— start —
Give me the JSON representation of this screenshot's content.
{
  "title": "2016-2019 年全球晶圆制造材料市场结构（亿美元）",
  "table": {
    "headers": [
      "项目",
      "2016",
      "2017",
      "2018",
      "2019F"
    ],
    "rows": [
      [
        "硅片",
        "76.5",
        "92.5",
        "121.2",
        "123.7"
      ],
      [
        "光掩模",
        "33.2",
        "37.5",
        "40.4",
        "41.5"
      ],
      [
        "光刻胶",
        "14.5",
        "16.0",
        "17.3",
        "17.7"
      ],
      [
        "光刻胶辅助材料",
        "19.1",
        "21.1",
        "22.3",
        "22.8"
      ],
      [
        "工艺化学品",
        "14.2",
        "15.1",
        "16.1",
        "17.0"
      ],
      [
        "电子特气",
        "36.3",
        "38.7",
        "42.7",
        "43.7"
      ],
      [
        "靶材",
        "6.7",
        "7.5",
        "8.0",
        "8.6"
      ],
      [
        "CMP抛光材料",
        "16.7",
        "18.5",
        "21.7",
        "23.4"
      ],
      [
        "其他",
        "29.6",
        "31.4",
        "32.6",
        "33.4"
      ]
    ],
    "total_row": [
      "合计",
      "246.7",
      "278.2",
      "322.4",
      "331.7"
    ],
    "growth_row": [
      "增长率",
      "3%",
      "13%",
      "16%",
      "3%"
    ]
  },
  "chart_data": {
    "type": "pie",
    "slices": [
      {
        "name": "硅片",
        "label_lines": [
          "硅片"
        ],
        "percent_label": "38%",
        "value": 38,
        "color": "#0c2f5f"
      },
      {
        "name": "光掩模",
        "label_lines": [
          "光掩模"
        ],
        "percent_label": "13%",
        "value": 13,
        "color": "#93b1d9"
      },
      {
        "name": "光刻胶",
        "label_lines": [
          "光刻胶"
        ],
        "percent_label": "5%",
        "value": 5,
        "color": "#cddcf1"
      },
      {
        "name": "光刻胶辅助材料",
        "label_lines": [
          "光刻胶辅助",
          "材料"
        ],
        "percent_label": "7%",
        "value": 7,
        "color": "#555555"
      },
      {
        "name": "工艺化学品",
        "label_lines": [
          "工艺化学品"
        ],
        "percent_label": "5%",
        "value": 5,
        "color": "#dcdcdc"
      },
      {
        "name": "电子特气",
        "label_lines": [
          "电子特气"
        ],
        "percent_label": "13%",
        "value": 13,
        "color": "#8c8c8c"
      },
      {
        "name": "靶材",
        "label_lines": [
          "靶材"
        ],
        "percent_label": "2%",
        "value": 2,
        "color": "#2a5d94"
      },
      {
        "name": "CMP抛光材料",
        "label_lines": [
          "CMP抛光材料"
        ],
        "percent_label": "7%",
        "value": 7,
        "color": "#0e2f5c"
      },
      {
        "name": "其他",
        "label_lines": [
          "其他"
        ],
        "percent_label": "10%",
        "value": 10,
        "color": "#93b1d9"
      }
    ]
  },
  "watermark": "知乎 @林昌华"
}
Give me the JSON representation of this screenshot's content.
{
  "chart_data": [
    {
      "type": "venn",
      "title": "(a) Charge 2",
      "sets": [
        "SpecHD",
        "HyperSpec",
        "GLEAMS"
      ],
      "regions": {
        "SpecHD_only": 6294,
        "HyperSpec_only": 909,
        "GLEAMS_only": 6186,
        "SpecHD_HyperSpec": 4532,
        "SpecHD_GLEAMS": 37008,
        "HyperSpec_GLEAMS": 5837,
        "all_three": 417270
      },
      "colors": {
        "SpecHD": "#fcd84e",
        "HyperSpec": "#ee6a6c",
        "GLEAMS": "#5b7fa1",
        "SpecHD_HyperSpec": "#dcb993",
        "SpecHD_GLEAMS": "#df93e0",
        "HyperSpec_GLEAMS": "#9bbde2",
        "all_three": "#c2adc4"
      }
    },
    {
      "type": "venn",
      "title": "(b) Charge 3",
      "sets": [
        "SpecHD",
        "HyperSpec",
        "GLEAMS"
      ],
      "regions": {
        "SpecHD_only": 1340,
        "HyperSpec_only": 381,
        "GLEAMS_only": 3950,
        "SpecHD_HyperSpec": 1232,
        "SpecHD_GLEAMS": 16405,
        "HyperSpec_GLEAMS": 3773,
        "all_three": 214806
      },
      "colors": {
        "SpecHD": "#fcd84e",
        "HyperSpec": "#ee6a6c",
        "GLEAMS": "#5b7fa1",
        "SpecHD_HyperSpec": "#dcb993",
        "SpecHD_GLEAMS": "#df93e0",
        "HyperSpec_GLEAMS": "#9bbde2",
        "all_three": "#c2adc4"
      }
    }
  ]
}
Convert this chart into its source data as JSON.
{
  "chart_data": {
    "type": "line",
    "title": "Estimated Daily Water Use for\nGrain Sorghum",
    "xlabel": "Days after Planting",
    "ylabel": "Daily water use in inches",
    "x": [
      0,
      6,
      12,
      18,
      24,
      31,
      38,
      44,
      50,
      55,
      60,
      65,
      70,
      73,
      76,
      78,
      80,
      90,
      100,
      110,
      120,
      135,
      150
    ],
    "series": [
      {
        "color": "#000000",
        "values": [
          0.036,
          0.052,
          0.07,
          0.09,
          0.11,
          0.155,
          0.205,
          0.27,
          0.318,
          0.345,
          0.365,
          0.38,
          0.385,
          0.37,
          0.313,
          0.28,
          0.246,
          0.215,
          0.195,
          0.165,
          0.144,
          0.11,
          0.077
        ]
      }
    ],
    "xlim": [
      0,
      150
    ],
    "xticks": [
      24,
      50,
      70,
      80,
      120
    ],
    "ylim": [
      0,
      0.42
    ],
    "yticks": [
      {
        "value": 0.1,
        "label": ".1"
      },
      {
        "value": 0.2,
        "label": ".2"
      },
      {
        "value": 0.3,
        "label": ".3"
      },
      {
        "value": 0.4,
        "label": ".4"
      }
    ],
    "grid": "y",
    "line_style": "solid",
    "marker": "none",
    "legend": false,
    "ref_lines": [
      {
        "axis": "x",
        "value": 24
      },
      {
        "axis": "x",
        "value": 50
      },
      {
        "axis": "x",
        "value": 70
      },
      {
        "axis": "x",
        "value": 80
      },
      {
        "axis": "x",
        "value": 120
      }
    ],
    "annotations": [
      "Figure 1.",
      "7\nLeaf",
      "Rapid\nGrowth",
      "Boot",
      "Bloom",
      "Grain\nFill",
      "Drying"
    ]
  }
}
— end —
• Required task: Extract each line from the entries above that contains the string "type".

• Solution for this task:
    "type": "pie",
      "type": "venn",
      "type": "venn",
    "type": "line",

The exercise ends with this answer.